= Problem requirements =
Return the material word for word. Do not include pictures.

= Records provided =
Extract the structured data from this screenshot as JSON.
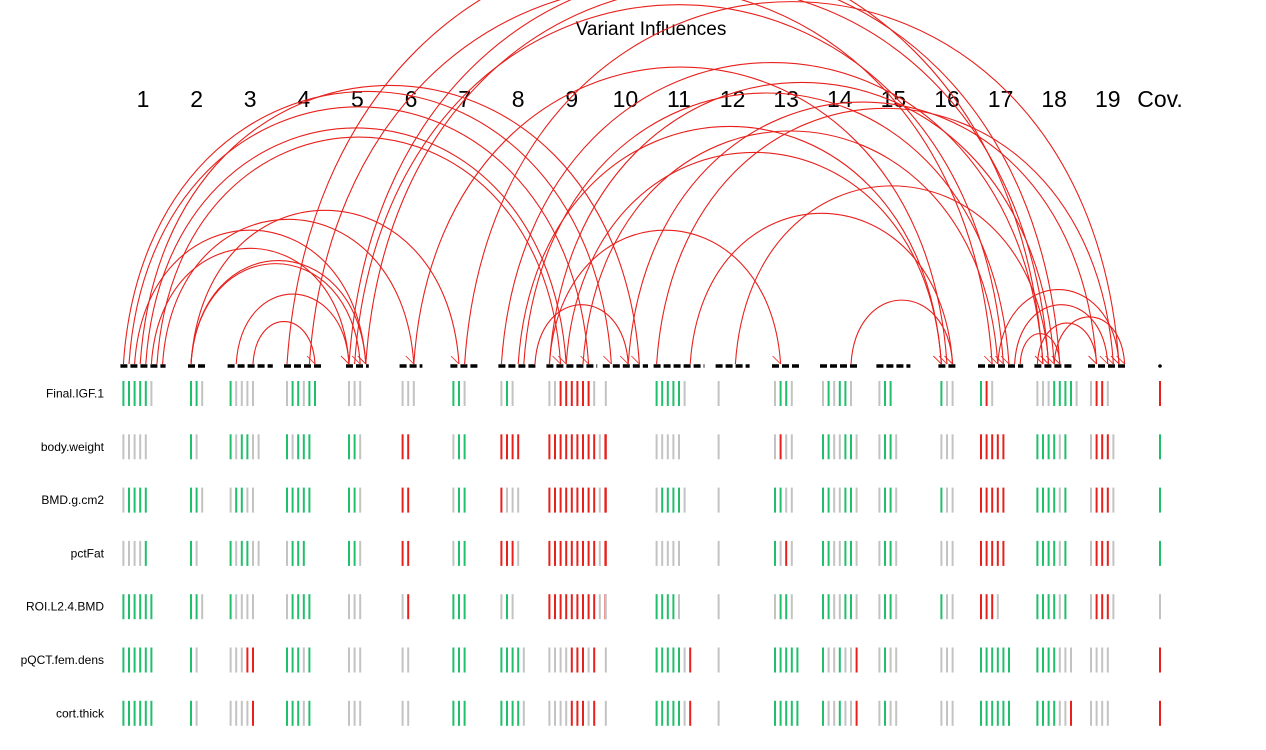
{
  "chart_data": {
    "type": "variant_influence",
    "title": "Variant Influences",
    "chromosomes": [
      "1",
      "2",
      "3",
      "4",
      "5",
      "6",
      "7",
      "8",
      "9",
      "10",
      "11",
      "12",
      "13",
      "14",
      "15",
      "16",
      "17",
      "18",
      "19",
      "Cov."
    ],
    "chromosome_marker_counts": [
      8,
      3,
      8,
      7,
      4,
      4,
      5,
      7,
      9,
      8,
      9,
      6,
      5,
      7,
      6,
      3,
      8,
      7,
      7,
      1
    ],
    "traits": [
      "Final.IGF.1",
      "body.weight",
      "BMD.g.cm2",
      "pctFat",
      "ROI.L2.4.BMD",
      "pQCT.fem.dens",
      "cort.thick"
    ],
    "effect_legend": {
      "g": "positive effect",
      "r": "negative effect",
      "n": "no effect"
    },
    "colors": {
      "positive": "#1fbf6b",
      "negative": "#e8201c",
      "neutral": "#c3c3c3",
      "interaction": "#e8201c",
      "baseline": "#000000"
    },
    "effects": [
      [
        "gggggn",
        "ggn",
        "gnnnn",
        "nggngg",
        "nnn",
        "nnn",
        "ggn",
        "ngn",
        "nnrrrrrrn",
        "n",
        "gggggn",
        "n",
        "nggn",
        "ngnggn",
        "ngg",
        "gnn",
        "grn",
        "nnnggggn",
        "nrrn",
        "r"
      ],
      [
        "nnnnn",
        "gn",
        "gnggnn",
        "gnggg",
        "ggn",
        "rr",
        "ngg",
        "rrrr",
        "rrrrrrrrrnr",
        "r",
        "nnnnn",
        "n",
        "nrnn",
        "ggnnggn",
        "nggn",
        "nnn",
        "rrrrr",
        "ggggng",
        "nrrrn",
        "g"
      ],
      [
        "ngggg",
        "ggn",
        "nggnn",
        "ggggg",
        "ggn",
        "rr",
        "ngg",
        "rnnn",
        "rrrrrrrrrnr",
        "r",
        "nggggn",
        "n",
        "ggnn",
        "ggnnggn",
        "nggn",
        "gnn",
        "rrrrr",
        "ggggng",
        "nrrrn",
        "g"
      ],
      [
        "nnnng",
        "gn",
        "gnggnn",
        "nggg",
        "ggn",
        "rr",
        "ngg",
        "rrrn",
        "rrrrrrrrrnr",
        "r",
        "nnnnn",
        "n",
        "gnrn",
        "ggnnggn",
        "nggn",
        "nnn",
        "rrrrr",
        "ggggng",
        "nrrrn",
        "g"
      ],
      [
        "gggggg",
        "ggn",
        "gnnnn",
        "ngggg",
        "nnn",
        "nr",
        "ggg",
        "ngn",
        "rrrrrrrrrnr",
        "n",
        "ggggn",
        "n",
        "nggn",
        "ggnnggn",
        "nggn",
        "gnn",
        "rrrn",
        "ggggng",
        "nrrrn",
        "n"
      ],
      [
        "gggggg",
        "gn",
        "nnnrr",
        "gggng",
        "nnn",
        "nn",
        "ggg",
        "ggggn",
        "nnnnrrrnr",
        "n",
        "gggggnr",
        "n",
        "ggggg",
        "gnngnnr",
        "ngnn",
        "nnn",
        "gggggg",
        "ggggnnn",
        "nnnn",
        "r"
      ],
      [
        "gggggg",
        "gn",
        "nnnnr",
        "gggng",
        "nnn",
        "nn",
        "ggg",
        "ggggn",
        "nnnnrrrnr",
        "n",
        "gggggnr",
        "n",
        "ggggg",
        "gnngnnr",
        "ngnn",
        "nnn",
        "gggggg",
        "ggggnnr",
        "nnnn",
        "r"
      ]
    ],
    "interactions": [
      [
        "1",
        "10"
      ],
      [
        "1",
        "10"
      ],
      [
        "1",
        "9"
      ],
      [
        "1",
        "9"
      ],
      [
        "1",
        "9"
      ],
      [
        "1",
        "6"
      ],
      [
        "1",
        "5"
      ],
      [
        "1",
        "5"
      ],
      [
        "2",
        "7"
      ],
      [
        "2",
        "5"
      ],
      [
        "2",
        "5"
      ],
      [
        "3",
        "5"
      ],
      [
        "3",
        "4"
      ],
      [
        "4",
        "17"
      ],
      [
        "4",
        "18"
      ],
      [
        "5",
        "17"
      ],
      [
        "5",
        "18"
      ],
      [
        "5",
        "18"
      ],
      [
        "6",
        "16"
      ],
      [
        "7",
        "19"
      ],
      [
        "8",
        "17"
      ],
      [
        "8",
        "18"
      ],
      [
        "8",
        "16"
      ],
      [
        "8",
        "10"
      ],
      [
        "9",
        "13"
      ],
      [
        "9",
        "16"
      ],
      [
        "9",
        "17"
      ],
      [
        "9",
        "18"
      ],
      [
        "10",
        "19"
      ],
      [
        "11",
        "16"
      ],
      [
        "11",
        "19"
      ],
      [
        "12",
        "18"
      ],
      [
        "14",
        "16"
      ],
      [
        "17",
        "19"
      ],
      [
        "17",
        "19"
      ],
      [
        "18",
        "19"
      ],
      [
        "18",
        "19"
      ],
      [
        "17",
        "18"
      ]
    ]
  }
}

= Response for this exercise =
Extract the structured data from this screenshot as JSON.
{
  "chart_data": {
    "type": "variant_influence",
    "title": "Variant Influences",
    "chromosomes": [
      "1",
      "2",
      "3",
      "4",
      "5",
      "6",
      "7",
      "8",
      "9",
      "10",
      "11",
      "12",
      "13",
      "14",
      "15",
      "16",
      "17",
      "18",
      "19",
      "Cov."
    ],
    "chromosome_marker_counts": [
      8,
      3,
      8,
      7,
      4,
      4,
      5,
      7,
      9,
      8,
      9,
      6,
      5,
      7,
      6,
      3,
      8,
      7,
      7,
      1
    ],
    "traits": [
      "Final.IGF.1",
      "body.weight",
      "BMD.g.cm2",
      "pctFat",
      "ROI.L2.4.BMD",
      "pQCT.fem.dens",
      "cort.thick"
    ],
    "effect_legend": {
      "g": "positive effect",
      "r": "negative effect",
      "n": "no effect"
    },
    "colors": {
      "positive": "#1fbf6b",
      "negative": "#e8201c",
      "neutral": "#c3c3c3",
      "interaction": "#e8201c",
      "baseline": "#000000"
    },
    "effects": [
      [
        "gggggn",
        "ggn",
        "gnnnn",
        "nggngg",
        "nnn",
        "nnn",
        "ggn",
        "ngn",
        "nnrrrrrrn",
        "n",
        "gggggn",
        "n",
        "nggn",
        "ngnggn",
        "ngg",
        "gnn",
        "grn",
        "nnnggggn",
        "nrrn",
        "r"
      ],
      [
        "nnnnn",
        "gn",
        "gnggnn",
        "gnggg",
        "ggn",
        "rr",
        "ngg",
        "rrrr",
        "rrrrrrrrrnr",
        "r",
        "nnnnn",
        "n",
        "nrnn",
        "ggnnggn",
        "nggn",
        "nnn",
        "rrrrr",
        "ggggng",
        "nrrrn",
        "g"
      ],
      [
        "ngggg",
        "ggn",
        "nggnn",
        "ggggg",
        "ggn",
        "rr",
        "ngg",
        "rnnn",
        "rrrrrrrrrnr",
        "r",
        "nggggn",
        "n",
        "ggnn",
        "ggnnggn",
        "nggn",
        "gnn",
        "rrrrr",
        "ggggng",
        "nrrrn",
        "g"
      ],
      [
        "nnnng",
        "gn",
        "gnggnn",
        "nggg",
        "ggn",
        "rr",
        "ngg",
        "rrrn",
        "rrrrrrrrrnr",
        "r",
        "nnnnn",
        "n",
        "gnrn",
        "ggnnggn",
        "nggn",
        "nnn",
        "rrrrr",
        "ggggng",
        "nrrrn",
        "g"
      ],
      [
        "gggggg",
        "ggn",
        "gnnnn",
        "ngggg",
        "nnn",
        "nr",
        "ggg",
        "ngn",
        "rrrrrrrrrnr",
        "n",
        "ggggn",
        "n",
        "nggn",
        "ggnnggn",
        "nggn",
        "gnn",
        "rrrn",
        "ggggng",
        "nrrrn",
        "n"
      ],
      [
        "gggggg",
        "gn",
        "nnnrr",
        "gggng",
        "nnn",
        "nn",
        "ggg",
        "ggggn",
        "nnnnrrrnr",
        "n",
        "gggggnr",
        "n",
        "ggggg",
        "gnngnnr",
        "ngnn",
        "nnn",
        "gggggg",
        "ggggnnn",
        "nnnn",
        "r"
      ],
      [
        "gggggg",
        "gn",
        "nnnnr",
        "gggng",
        "nnn",
        "nn",
        "ggg",
        "ggggn",
        "nnnnrrrnr",
        "n",
        "gggggnr",
        "n",
        "ggggg",
        "gnngnnr",
        "ngnn",
        "nnn",
        "gggggg",
        "ggggnnr",
        "nnnn",
        "r"
      ]
    ],
    "interactions": [
      [
        "1",
        "10"
      ],
      [
        "1",
        "10"
      ],
      [
        "1",
        "9"
      ],
      [
        "1",
        "9"
      ],
      [
        "1",
        "9"
      ],
      [
        "1",
        "6"
      ],
      [
        "1",
        "5"
      ],
      [
        "1",
        "5"
      ],
      [
        "2",
        "7"
      ],
      [
        "2",
        "5"
      ],
      [
        "2",
        "5"
      ],
      [
        "3",
        "5"
      ],
      [
        "3",
        "4"
      ],
      [
        "4",
        "17"
      ],
      [
        "4",
        "18"
      ],
      [
        "5",
        "17"
      ],
      [
        "5",
        "18"
      ],
      [
        "5",
        "18"
      ],
      [
        "6",
        "16"
      ],
      [
        "7",
        "19"
      ],
      [
        "8",
        "17"
      ],
      [
        "8",
        "18"
      ],
      [
        "8",
        "16"
      ],
      [
        "8",
        "10"
      ],
      [
        "9",
        "13"
      ],
      [
        "9",
        "16"
      ],
      [
        "9",
        "17"
      ],
      [
        "9",
        "18"
      ],
      [
        "10",
        "19"
      ],
      [
        "11",
        "16"
      ],
      [
        "11",
        "19"
      ],
      [
        "12",
        "18"
      ],
      [
        "14",
        "16"
      ],
      [
        "17",
        "19"
      ],
      [
        "17",
        "19"
      ],
      [
        "18",
        "19"
      ],
      [
        "18",
        "19"
      ],
      [
        "17",
        "18"
      ]
    ]
  }
}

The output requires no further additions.